**Goal of the exercise**
Take every line that has the string "within" and copy it out.

(Stored data)
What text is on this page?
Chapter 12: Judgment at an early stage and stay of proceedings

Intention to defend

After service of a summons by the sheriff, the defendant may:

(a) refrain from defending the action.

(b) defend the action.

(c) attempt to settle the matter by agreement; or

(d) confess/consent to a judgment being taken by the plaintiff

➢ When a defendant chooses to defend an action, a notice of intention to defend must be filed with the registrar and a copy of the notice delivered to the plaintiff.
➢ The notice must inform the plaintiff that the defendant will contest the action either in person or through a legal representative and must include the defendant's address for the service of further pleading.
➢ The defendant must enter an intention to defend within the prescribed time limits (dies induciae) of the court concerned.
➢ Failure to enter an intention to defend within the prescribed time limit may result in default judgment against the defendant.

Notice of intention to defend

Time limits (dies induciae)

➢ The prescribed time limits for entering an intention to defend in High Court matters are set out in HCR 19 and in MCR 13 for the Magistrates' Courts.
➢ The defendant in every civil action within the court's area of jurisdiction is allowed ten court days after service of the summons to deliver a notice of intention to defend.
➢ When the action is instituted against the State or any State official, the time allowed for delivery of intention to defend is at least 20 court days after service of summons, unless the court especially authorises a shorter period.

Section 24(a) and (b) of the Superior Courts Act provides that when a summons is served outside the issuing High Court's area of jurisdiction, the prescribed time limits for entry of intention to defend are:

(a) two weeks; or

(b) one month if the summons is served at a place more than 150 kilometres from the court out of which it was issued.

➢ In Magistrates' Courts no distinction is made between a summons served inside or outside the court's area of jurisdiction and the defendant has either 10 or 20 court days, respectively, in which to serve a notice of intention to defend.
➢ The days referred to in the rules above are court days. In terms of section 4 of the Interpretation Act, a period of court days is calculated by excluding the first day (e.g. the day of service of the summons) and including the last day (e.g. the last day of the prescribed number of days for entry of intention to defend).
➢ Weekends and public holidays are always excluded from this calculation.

**Solution to the exercise**
➢ The defendant must enter an intention to defend within the prescribed time limits (dies induciae) of the court concerned.
➢ Failure to enter an intention to defend within the prescribed time limit may result in default judgment against the defendant.
➢ The defendant in every civil action within the court's area of jurisdiction is allowed ten court days after service of the summons to deliver a notice of intention to defend.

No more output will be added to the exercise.